■ JOB: Your answer must consist solely of the number of lines that contain the word "列方程解答稍复杂的百分数除法实际问题".

■ DATA FOR THIS EXERCISE:
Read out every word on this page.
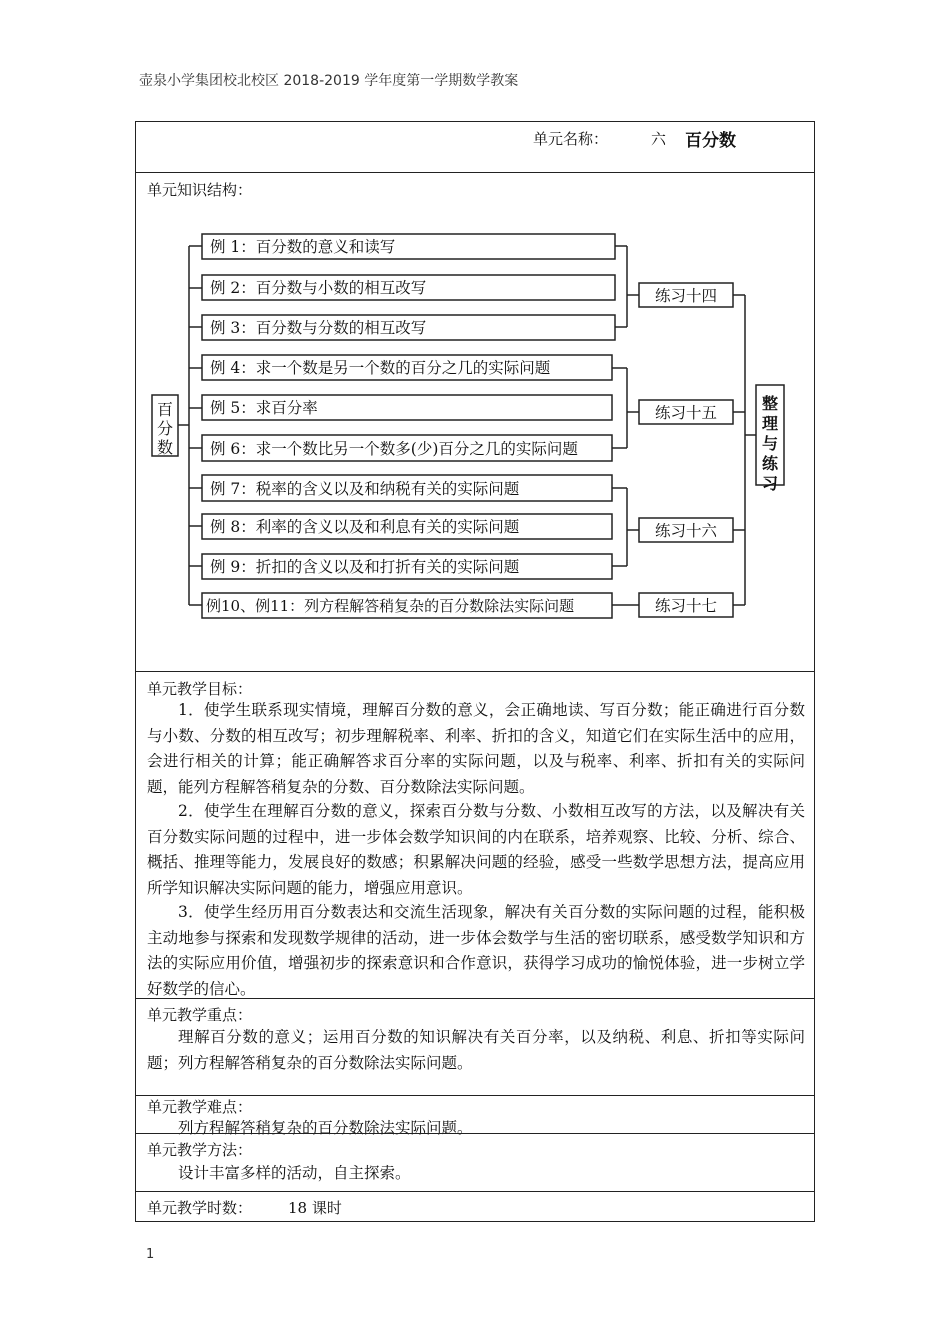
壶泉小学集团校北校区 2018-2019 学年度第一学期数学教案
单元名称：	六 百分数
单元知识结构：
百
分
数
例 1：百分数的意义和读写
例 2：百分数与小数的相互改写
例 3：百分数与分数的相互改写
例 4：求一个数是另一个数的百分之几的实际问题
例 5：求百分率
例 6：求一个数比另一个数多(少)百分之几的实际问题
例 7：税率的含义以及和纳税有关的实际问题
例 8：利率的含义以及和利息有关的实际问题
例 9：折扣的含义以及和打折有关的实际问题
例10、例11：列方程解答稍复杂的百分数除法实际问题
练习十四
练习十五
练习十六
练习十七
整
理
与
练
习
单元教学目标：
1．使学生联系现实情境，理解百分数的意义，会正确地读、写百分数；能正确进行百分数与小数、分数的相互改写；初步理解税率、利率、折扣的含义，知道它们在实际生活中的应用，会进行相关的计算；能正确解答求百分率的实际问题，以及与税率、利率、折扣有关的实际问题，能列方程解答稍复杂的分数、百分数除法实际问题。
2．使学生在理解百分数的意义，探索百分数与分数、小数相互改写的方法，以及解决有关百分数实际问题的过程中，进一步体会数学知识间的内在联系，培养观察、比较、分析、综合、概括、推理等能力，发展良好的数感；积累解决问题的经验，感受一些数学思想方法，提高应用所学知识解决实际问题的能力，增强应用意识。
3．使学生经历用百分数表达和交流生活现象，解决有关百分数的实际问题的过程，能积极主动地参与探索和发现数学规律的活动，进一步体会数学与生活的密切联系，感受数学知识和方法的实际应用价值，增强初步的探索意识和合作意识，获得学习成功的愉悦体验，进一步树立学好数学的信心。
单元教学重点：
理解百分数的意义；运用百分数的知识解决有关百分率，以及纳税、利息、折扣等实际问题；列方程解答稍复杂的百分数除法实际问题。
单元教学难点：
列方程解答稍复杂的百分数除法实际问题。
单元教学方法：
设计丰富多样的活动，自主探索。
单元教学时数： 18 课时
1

...

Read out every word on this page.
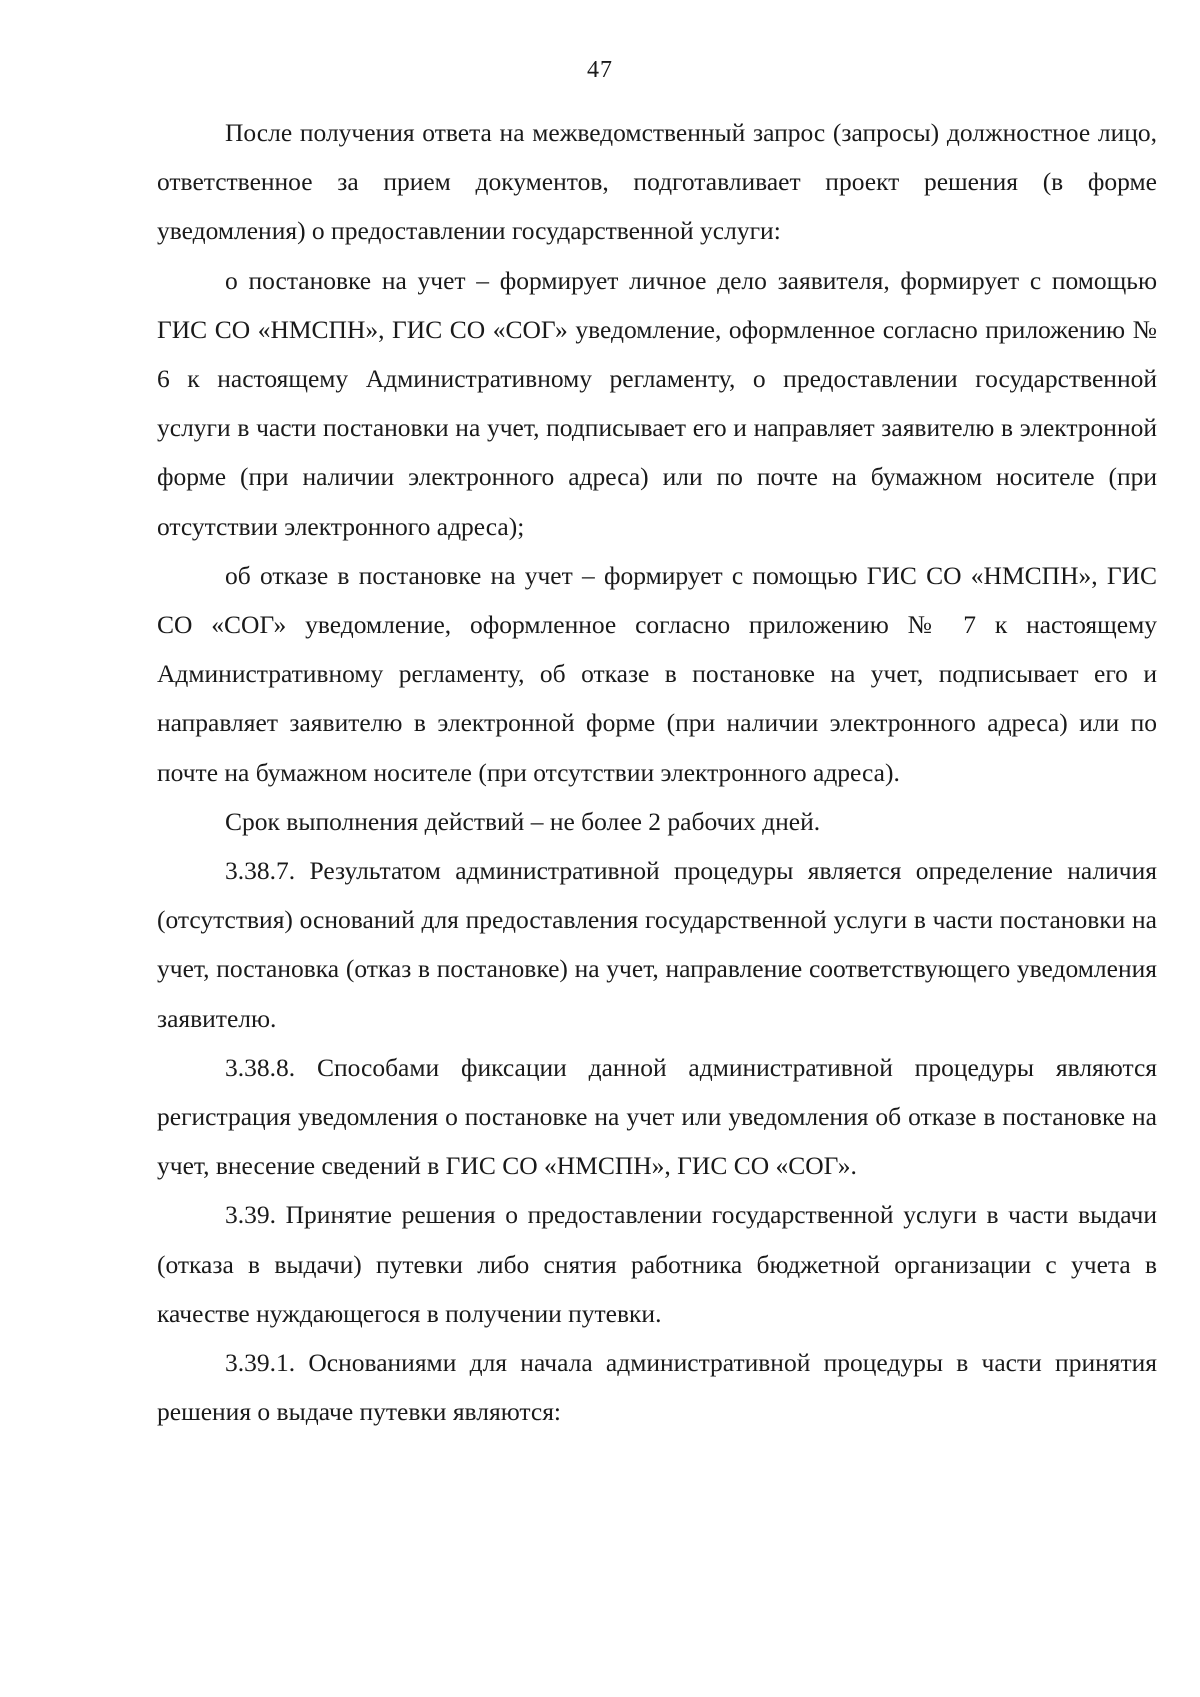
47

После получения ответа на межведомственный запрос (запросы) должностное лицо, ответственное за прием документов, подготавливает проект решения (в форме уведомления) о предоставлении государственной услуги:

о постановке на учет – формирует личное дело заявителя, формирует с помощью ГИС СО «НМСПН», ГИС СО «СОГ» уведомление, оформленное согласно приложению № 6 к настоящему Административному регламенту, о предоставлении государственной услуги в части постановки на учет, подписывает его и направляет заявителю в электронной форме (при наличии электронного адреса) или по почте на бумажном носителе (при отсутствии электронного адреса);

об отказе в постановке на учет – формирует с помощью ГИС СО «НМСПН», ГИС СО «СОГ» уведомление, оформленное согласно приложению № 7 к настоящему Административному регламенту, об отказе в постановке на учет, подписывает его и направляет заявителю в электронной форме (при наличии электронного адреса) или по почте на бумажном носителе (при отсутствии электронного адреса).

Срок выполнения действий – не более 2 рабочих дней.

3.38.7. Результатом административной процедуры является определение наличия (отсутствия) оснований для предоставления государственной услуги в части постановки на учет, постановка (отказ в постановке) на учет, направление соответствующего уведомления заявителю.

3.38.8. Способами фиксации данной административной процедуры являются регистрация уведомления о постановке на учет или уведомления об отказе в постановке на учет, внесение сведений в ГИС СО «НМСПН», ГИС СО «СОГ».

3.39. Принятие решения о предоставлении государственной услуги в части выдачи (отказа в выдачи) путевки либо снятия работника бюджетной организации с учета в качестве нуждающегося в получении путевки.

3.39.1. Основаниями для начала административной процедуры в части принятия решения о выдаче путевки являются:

■ WORKED SOLUTION: 3